Aim. Using the material that follows, identify and copy each line with the string "content".

Structured figure records
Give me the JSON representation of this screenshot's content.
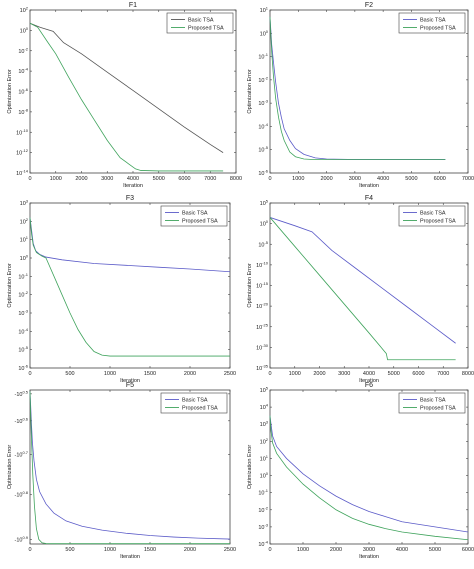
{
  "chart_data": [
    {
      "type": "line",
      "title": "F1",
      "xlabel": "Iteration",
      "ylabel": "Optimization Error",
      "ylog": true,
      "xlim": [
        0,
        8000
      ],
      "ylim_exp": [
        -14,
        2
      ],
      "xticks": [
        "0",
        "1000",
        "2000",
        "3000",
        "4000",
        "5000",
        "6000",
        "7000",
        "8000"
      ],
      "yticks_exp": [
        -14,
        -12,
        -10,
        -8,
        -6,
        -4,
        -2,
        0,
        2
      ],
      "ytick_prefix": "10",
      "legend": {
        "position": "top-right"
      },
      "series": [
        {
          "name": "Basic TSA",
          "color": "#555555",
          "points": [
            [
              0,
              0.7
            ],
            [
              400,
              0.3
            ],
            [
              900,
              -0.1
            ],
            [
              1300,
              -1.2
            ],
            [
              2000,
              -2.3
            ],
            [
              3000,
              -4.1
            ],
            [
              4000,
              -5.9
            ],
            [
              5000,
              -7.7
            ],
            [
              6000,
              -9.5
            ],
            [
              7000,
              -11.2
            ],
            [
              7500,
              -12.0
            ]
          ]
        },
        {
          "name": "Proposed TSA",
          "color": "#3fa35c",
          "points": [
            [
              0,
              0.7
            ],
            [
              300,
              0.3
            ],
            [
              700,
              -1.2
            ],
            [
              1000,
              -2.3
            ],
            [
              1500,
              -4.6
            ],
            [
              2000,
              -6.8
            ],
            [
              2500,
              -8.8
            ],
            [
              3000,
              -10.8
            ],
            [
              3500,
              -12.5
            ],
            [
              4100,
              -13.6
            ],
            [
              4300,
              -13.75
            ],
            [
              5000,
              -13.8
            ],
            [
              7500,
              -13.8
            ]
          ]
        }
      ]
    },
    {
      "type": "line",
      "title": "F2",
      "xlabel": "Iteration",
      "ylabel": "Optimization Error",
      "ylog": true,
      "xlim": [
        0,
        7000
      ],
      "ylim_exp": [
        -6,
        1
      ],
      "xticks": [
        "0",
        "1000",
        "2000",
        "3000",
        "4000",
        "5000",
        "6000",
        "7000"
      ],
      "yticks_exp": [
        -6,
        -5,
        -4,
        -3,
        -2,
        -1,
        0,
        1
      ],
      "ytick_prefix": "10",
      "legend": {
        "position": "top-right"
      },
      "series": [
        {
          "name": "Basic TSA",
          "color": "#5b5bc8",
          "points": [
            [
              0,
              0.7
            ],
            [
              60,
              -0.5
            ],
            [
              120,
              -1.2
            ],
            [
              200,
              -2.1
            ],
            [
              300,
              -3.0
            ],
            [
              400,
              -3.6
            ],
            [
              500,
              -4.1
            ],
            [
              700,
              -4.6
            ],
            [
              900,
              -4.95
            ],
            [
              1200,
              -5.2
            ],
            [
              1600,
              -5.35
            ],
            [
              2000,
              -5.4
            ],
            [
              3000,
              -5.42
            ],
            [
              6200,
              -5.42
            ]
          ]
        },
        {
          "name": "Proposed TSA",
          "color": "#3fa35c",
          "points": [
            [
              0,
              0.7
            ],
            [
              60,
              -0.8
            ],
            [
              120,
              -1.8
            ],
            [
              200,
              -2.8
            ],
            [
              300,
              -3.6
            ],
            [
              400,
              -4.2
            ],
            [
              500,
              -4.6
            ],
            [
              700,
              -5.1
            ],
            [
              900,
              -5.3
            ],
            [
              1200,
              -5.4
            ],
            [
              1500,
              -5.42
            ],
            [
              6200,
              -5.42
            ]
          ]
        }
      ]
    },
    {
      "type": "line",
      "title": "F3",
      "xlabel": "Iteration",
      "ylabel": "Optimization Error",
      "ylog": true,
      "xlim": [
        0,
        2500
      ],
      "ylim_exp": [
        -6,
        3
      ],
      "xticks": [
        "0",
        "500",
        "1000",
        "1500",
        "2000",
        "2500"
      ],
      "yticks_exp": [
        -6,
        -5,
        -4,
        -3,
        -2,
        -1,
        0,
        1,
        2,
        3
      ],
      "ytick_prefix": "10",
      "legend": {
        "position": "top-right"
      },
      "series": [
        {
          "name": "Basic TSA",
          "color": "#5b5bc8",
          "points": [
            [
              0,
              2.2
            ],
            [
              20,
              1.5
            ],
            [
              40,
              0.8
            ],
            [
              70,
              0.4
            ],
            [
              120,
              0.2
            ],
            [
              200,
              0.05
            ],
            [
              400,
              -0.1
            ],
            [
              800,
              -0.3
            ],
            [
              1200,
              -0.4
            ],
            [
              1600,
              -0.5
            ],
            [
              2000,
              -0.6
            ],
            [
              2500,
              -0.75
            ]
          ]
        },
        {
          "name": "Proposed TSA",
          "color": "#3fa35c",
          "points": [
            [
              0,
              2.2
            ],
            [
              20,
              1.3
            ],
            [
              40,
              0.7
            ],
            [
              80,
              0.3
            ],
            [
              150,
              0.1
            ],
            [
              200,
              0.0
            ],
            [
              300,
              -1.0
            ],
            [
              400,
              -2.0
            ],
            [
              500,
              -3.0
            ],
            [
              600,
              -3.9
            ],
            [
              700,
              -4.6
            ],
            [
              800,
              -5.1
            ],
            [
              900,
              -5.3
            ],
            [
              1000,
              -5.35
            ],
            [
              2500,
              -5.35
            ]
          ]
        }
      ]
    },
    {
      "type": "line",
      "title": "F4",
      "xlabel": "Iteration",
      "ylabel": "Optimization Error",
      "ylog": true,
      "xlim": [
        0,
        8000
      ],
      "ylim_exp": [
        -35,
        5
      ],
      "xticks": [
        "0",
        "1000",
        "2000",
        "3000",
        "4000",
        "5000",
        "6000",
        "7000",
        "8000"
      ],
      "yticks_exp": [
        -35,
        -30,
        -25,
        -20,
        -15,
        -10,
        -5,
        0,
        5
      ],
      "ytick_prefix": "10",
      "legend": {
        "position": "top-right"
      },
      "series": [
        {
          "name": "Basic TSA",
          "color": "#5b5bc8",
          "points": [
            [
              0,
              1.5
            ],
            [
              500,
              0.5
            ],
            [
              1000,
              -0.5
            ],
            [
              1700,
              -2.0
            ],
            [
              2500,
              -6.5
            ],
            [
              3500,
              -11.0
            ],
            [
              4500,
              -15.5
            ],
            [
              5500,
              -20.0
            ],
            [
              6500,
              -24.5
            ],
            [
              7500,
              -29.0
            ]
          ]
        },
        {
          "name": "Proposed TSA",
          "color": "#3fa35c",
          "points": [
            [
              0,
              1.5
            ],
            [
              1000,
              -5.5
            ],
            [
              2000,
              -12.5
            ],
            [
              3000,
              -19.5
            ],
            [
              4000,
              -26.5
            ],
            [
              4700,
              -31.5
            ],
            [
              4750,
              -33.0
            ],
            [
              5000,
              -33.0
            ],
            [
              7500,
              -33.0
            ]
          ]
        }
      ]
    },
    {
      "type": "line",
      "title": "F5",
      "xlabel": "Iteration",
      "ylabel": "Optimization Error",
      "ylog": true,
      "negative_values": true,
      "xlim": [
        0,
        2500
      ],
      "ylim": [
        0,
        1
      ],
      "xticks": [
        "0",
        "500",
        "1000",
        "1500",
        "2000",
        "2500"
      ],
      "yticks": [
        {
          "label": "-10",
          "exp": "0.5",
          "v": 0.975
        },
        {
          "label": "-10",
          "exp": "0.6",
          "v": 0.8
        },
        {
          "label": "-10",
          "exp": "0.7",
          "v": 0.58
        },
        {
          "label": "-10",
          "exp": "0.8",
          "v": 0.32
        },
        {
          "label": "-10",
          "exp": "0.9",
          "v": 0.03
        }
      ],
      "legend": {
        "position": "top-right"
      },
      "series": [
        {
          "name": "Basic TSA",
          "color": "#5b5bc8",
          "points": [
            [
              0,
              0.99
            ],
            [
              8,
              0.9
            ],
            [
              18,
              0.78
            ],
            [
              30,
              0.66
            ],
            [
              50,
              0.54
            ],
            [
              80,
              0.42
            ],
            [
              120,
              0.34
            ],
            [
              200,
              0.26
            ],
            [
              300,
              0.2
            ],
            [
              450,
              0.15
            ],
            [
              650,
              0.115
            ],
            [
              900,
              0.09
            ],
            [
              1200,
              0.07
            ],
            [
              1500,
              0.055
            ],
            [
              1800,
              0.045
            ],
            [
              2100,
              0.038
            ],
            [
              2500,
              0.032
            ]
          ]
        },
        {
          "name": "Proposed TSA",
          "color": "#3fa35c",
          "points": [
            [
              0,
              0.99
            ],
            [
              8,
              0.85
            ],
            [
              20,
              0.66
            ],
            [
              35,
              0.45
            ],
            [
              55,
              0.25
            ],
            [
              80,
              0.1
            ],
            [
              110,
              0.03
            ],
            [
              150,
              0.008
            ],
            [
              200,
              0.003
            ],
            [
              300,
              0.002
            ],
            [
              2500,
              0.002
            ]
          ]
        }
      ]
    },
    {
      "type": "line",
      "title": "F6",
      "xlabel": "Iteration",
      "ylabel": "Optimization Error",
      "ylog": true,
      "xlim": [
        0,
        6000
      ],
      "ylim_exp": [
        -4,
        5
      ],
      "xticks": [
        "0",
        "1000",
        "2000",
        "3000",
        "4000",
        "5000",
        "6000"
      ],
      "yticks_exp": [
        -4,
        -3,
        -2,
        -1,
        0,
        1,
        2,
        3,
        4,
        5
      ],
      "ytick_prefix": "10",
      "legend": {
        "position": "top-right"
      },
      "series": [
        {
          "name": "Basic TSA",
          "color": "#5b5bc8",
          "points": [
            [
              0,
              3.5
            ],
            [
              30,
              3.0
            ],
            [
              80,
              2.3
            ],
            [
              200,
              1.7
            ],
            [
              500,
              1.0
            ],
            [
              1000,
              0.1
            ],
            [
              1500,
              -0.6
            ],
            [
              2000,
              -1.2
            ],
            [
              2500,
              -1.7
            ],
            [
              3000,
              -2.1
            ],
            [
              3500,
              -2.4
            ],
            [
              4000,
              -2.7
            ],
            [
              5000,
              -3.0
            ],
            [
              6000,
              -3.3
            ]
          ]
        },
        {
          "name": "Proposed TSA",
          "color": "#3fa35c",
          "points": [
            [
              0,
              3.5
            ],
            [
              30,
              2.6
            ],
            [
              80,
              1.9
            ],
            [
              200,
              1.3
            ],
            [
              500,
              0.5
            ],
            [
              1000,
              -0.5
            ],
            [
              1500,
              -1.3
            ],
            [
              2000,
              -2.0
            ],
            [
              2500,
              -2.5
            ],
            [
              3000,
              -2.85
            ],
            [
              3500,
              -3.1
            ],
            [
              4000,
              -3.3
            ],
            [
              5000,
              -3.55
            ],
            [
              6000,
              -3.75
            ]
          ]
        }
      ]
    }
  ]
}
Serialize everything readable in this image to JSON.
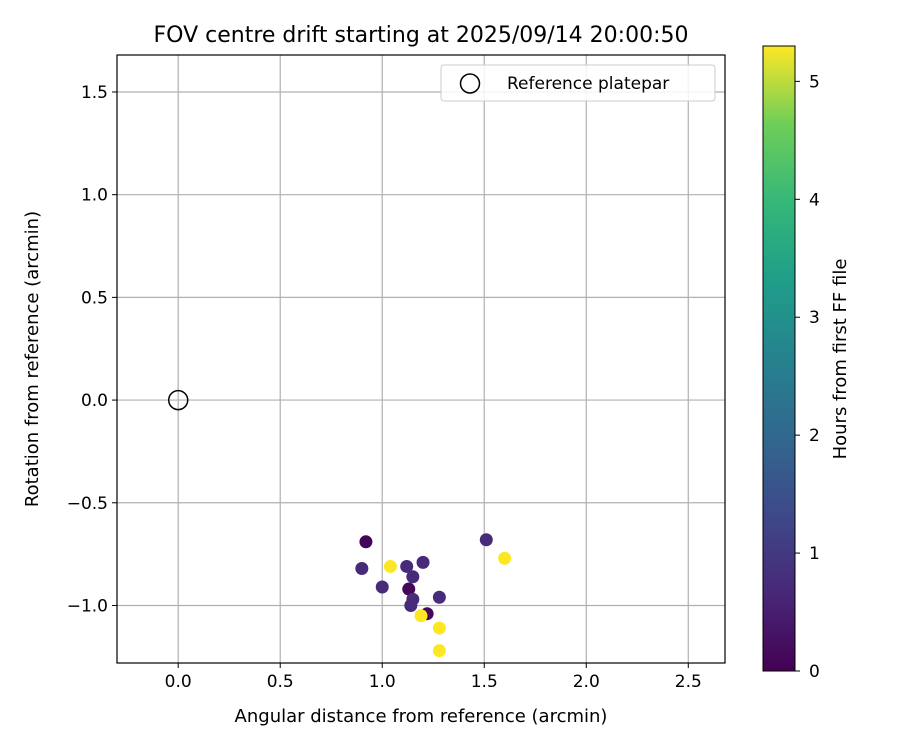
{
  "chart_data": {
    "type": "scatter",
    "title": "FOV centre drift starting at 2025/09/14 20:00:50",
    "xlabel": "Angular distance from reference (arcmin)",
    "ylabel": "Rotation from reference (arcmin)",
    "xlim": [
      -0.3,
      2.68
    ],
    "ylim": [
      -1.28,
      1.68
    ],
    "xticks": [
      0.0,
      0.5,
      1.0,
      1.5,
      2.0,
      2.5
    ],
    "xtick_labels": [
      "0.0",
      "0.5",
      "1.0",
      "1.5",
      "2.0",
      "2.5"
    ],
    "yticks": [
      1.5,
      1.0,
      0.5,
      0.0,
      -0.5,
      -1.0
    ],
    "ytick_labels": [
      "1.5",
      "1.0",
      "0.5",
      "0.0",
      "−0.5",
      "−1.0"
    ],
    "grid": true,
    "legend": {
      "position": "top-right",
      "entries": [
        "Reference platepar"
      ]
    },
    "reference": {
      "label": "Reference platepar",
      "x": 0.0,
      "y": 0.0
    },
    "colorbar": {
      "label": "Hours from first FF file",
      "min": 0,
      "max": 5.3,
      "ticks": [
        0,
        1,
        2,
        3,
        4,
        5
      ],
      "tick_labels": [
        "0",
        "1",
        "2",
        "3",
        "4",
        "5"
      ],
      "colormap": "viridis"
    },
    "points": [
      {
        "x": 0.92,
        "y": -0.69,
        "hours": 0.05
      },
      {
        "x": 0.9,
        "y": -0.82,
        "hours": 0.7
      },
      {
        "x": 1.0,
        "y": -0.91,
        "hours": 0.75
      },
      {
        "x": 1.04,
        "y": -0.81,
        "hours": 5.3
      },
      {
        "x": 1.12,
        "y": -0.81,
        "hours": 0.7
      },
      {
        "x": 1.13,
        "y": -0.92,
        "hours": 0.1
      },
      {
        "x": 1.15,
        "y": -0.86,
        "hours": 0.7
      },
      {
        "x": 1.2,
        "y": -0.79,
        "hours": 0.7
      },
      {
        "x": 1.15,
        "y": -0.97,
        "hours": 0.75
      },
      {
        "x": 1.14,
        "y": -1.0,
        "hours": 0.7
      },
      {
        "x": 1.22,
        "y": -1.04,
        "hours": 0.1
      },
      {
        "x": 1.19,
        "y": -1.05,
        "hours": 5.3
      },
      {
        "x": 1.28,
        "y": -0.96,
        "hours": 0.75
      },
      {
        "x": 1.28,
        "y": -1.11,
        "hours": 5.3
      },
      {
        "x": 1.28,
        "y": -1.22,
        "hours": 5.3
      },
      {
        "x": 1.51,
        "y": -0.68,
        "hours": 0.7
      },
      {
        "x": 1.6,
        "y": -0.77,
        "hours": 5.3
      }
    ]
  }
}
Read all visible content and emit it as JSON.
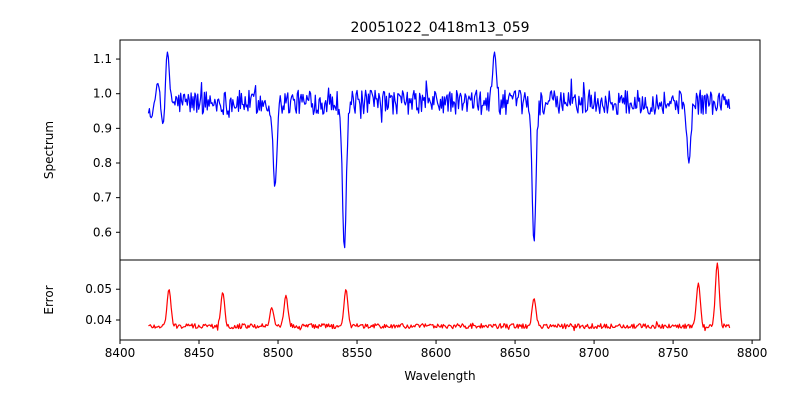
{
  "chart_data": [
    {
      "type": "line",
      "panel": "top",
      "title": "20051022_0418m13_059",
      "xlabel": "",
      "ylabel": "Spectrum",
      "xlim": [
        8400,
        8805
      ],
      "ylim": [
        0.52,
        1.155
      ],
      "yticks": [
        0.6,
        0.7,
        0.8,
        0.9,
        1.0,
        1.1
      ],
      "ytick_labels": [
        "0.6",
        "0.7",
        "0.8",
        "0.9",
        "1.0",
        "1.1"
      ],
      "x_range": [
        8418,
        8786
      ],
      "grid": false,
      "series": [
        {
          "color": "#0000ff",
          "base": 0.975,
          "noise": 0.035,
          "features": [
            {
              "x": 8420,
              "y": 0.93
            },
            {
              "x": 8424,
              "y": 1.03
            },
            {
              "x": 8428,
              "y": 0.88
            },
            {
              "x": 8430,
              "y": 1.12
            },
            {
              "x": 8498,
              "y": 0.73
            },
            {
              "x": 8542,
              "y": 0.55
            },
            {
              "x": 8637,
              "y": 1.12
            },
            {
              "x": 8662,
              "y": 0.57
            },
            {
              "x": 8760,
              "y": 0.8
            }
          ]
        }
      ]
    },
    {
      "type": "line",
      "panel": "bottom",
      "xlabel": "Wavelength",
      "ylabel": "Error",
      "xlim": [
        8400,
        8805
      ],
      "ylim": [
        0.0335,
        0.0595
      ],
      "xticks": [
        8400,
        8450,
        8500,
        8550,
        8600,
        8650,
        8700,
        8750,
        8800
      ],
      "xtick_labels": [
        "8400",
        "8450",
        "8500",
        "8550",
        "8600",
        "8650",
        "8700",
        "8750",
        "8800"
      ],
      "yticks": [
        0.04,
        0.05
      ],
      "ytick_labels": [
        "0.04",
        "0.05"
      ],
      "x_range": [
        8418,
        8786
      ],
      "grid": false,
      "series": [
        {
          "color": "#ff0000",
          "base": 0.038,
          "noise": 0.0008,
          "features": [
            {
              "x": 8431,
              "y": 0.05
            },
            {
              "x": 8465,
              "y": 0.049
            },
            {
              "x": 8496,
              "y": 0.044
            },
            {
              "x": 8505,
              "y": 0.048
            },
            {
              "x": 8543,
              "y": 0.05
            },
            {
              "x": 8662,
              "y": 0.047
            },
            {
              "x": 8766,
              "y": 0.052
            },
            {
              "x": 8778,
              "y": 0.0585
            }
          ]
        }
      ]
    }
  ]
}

Answer in full.
Give me the JSON representation of this screenshot's content.
Read all visible content and emit it as JSON.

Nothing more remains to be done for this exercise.